Dataset items:
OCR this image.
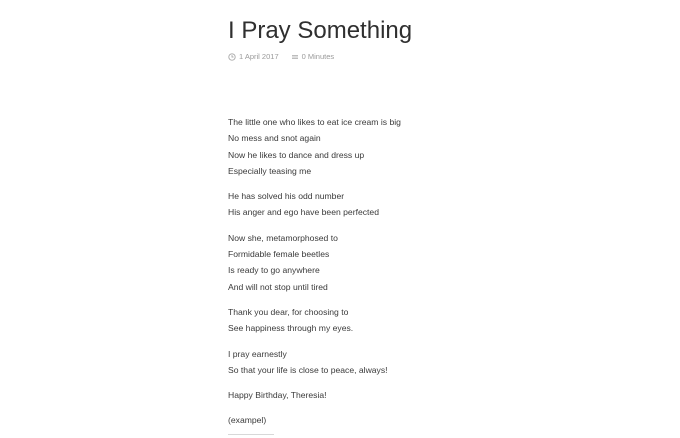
I Pray Something
1 April 2017	0 Minutes

The little one who likes to eat ice cream is big
No mess and snot again
Now he likes to dance and dress up
Especially teasing me

He has solved his odd number
His anger and ego have been perfected

Now she, metamorphosed to
Formidable female beetles
Is ready to go anywhere
And will not stop until tired

Thank you dear, for choosing to
See happiness through my eyes.

I pray earnestly
So that your life is close to peace, always!

Happy Birthday, Theresia!

(exampel)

Exercise brief:
Each line of the data is to be duplicated exactly; pictures stay out of the copy.

The answer:
OCR this image.
I Pray Something
1 April 2017	0 Minutes

The little one who likes to eat ice cream is big
No mess and snot again
Now he likes to dance and dress up
Especially teasing me

He has solved his odd number
His anger and ego have been perfected

Now she, metamorphosed to
Formidable female beetles
Is ready to go anywhere
And will not stop until tired

Thank you dear, for choosing to
See happiness through my eyes.

I pray earnestly
So that your life is close to peace, always!

Happy Birthday, Theresia!

(exampel)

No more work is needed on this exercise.